◆ **INSTRUCTION**
The answer is one number: how many lines hold the string "selected".

◆ **MATERIAL TO PROCESS**
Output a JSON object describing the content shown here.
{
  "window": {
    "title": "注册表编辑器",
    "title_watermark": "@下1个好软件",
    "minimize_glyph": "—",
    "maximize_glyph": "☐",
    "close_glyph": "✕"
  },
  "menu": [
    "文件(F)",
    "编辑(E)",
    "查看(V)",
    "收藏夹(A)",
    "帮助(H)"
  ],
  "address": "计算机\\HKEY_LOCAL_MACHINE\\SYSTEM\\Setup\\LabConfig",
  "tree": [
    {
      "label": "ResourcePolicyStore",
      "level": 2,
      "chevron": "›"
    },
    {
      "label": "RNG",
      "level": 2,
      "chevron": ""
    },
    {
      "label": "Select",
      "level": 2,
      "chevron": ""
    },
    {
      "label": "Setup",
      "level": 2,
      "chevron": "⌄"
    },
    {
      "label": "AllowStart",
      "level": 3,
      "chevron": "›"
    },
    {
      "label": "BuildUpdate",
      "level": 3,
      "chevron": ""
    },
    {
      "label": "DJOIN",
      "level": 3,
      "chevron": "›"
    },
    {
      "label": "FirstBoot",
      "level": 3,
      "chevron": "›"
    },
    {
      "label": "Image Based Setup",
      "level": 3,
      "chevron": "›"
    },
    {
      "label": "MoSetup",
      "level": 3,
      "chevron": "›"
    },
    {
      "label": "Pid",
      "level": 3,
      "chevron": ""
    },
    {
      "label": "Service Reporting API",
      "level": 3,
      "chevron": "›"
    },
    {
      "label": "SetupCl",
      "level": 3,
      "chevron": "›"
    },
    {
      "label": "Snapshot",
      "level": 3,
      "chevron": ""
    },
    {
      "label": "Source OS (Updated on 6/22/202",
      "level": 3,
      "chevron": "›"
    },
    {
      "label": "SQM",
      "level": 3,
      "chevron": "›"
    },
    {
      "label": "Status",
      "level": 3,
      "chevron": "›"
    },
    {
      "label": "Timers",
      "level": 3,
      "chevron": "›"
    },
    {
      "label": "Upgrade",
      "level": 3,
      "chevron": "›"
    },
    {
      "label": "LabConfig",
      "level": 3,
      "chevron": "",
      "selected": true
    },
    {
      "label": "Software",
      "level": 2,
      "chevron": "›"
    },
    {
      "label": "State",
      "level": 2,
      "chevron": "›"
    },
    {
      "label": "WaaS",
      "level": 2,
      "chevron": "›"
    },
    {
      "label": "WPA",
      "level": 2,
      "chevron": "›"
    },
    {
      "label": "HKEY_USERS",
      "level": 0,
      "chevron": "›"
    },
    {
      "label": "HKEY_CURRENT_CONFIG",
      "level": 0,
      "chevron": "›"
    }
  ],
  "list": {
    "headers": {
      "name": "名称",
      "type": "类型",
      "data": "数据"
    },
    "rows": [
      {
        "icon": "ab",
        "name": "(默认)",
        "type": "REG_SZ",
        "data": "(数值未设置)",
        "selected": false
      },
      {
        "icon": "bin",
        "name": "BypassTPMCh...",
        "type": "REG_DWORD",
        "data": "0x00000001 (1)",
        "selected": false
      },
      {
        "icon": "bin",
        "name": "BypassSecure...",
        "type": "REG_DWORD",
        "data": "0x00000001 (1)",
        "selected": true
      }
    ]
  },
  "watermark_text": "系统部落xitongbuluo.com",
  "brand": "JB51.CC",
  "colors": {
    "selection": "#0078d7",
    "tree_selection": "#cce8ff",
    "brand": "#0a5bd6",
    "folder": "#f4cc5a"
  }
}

◆ **TASK RESULT**
4